**Document**.
Tuesday, January 30, 2018

Jonesin' untimed (Derek) 


LAT 3:44 (Derek) 


NYT 3:32 (Amy) 


WSJ 5:38 (Laura) 


Xword Nation untimed (janie) 


Elizabeth C. Gorski’s Crsswrd Nation puzzle (Week 348), “It’s Just a Matter of Time”—Janie’s take

Crossword Nation 1/30 (No. 348)

What we have today is a very straightforward kind of theme and execution. If, because of that, the theme plays as less than fully-satisfying for the experienced solver, it’s pretty much spot on for newbies. Each of the four themers gives us a two-word phrase in which one word is also a measure of time—but used here in a non-time-measurement context. There’s some humor to be enjoyed in the clues, all of which end with a question mark, because of the punny use of “timely” appearing in each. Comme ça:

  • 17A. [Timely purchases by some vacationers?] SECOND HOMES.
  • 28A. [With “The,” timely play by Lillian Hellman?] CHILDREN’S HOUR.

**Dataset excerpt**.
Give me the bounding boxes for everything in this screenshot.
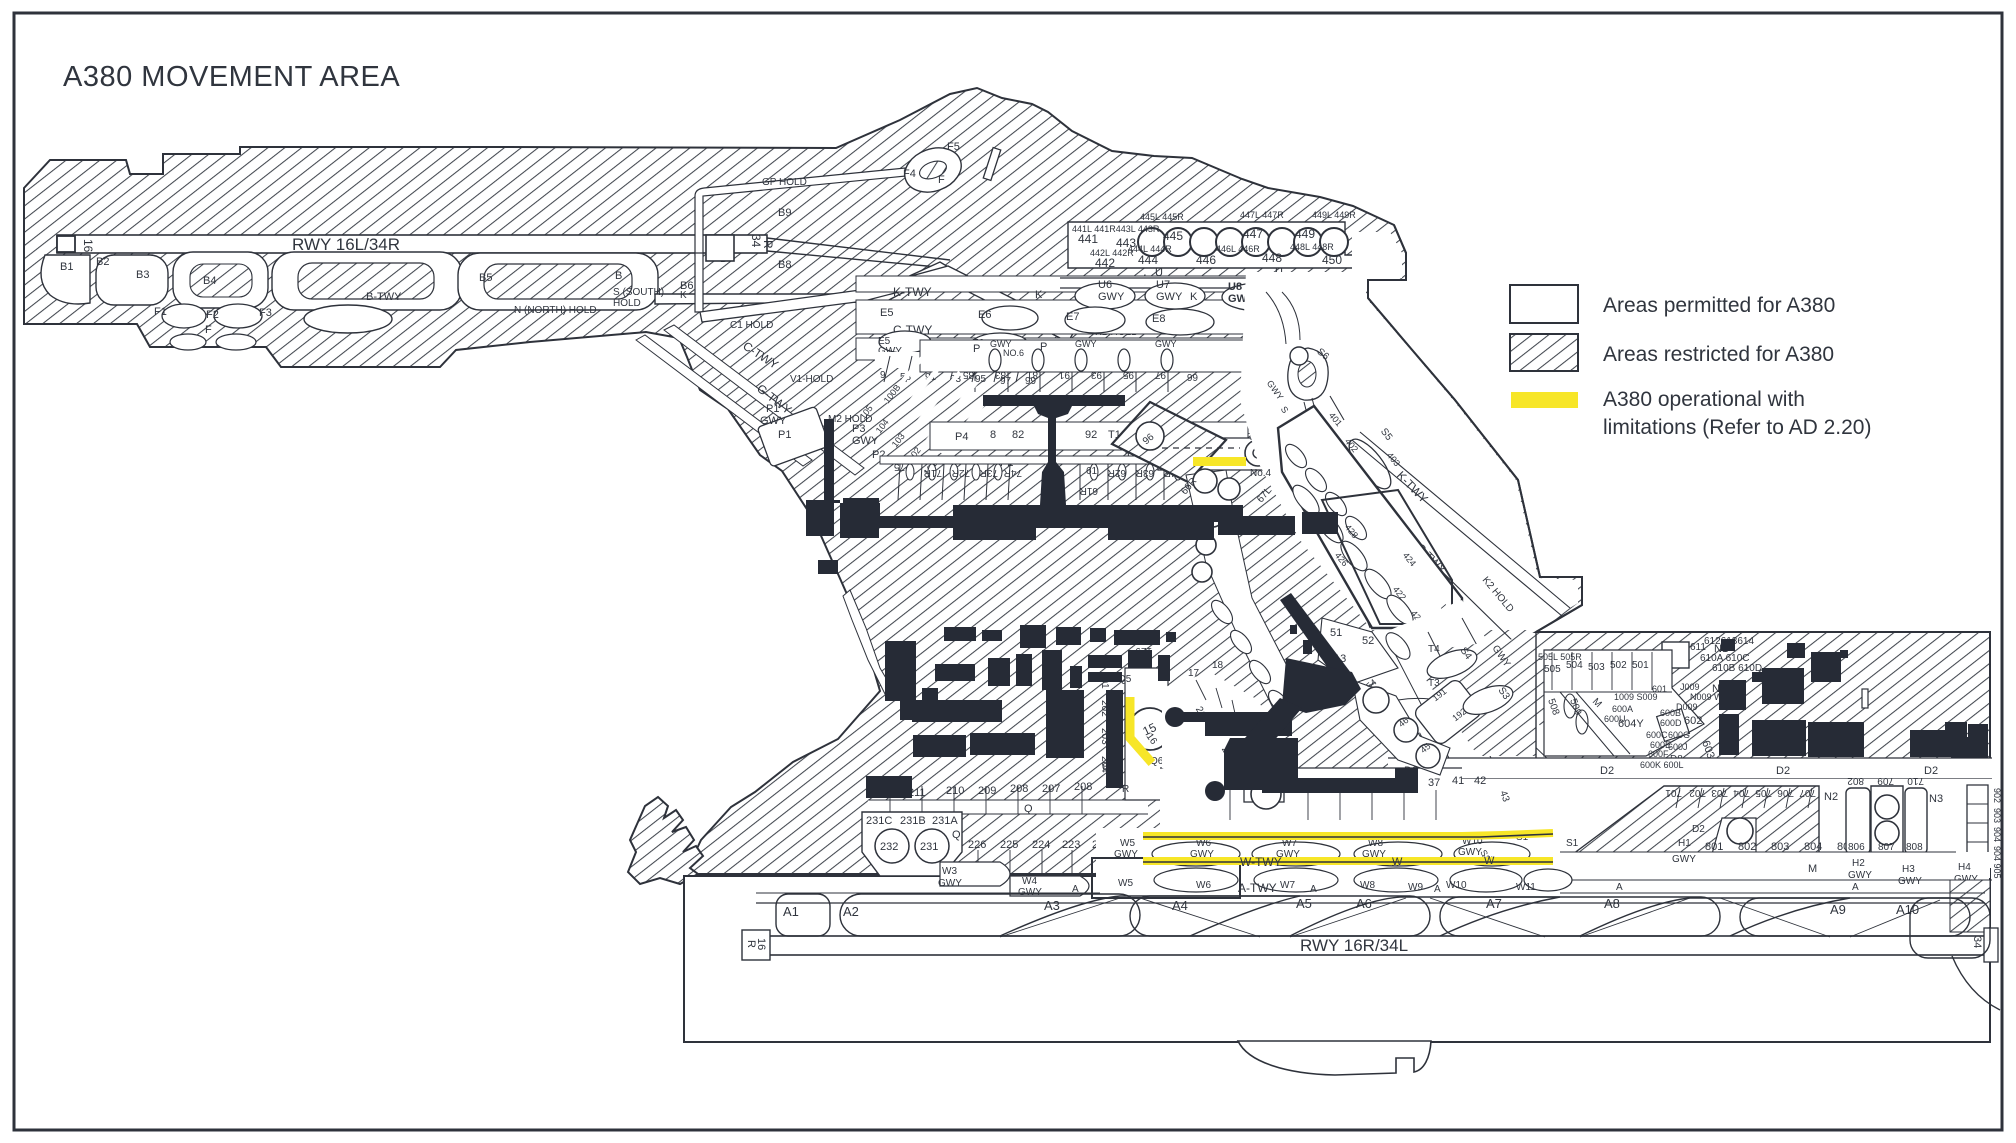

**Tasks to complete**.
(1) Name every puzzle in the crossword blog post's lineup of solve times, which comes before the Crossword Nation review.
(2) In the crossword blog post, how does every theme clue end?
Answer from the crossword blog post alone.

**Solutions to the exercise**.
(1) Jonesin', LAT, NYT, WSJ, Xword Nation

(2) Every theme clue ends with a question mark.